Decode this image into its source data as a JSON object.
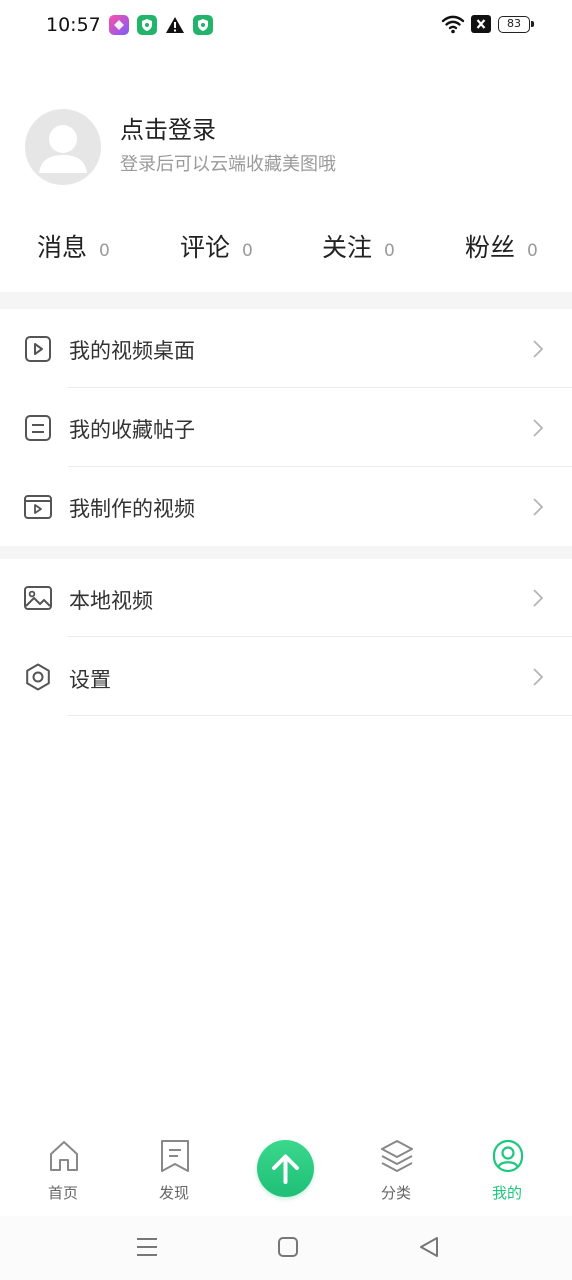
{
  "status_bar": {
    "time": "10:57",
    "battery": "83",
    "notification_icons": [
      "app-icon-pink",
      "shield-icon-green",
      "warning-icon",
      "shield-icon-green"
    ],
    "system_icons": [
      "wifi-icon",
      "close-box-icon",
      "battery-icon"
    ]
  },
  "profile": {
    "title": "点击登录",
    "subtitle": "登录后可以云端收藏美图哦"
  },
  "stats": [
    {
      "label": "消息",
      "count": "0"
    },
    {
      "label": "评论",
      "count": "0"
    },
    {
      "label": "关注",
      "count": "0"
    },
    {
      "label": "粉丝",
      "count": "0"
    }
  ],
  "menu": [
    {
      "label": "我的视频桌面",
      "icon": "video-desktop-icon"
    },
    {
      "label": "我的收藏帖子",
      "icon": "document-icon"
    },
    {
      "label": "我制作的视频",
      "icon": "video-player-icon"
    },
    {
      "label": "本地视频",
      "icon": "image-icon"
    },
    {
      "label": "设置",
      "icon": "gear-icon"
    }
  ],
  "bottom_nav": [
    {
      "label": "首页",
      "icon": "home-icon"
    },
    {
      "label": "发现",
      "icon": "bookmark-icon"
    },
    {
      "label": "",
      "icon": "upload-arrow-icon"
    },
    {
      "label": "分类",
      "icon": "layers-icon"
    },
    {
      "label": "我的",
      "icon": "user-icon",
      "active": true
    }
  ],
  "colors": {
    "accent": "#1fc77e",
    "text_primary": "#222222",
    "text_secondary": "#9a9a9a",
    "divider": "#ebebeb",
    "section_gap": "#f5f5f5"
  }
}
◆ ◆ ◆ ◆
Task details
Using the records above, list each line that includes "shield".

Reply
      "shield-icon-green",
      "shield-icon-green"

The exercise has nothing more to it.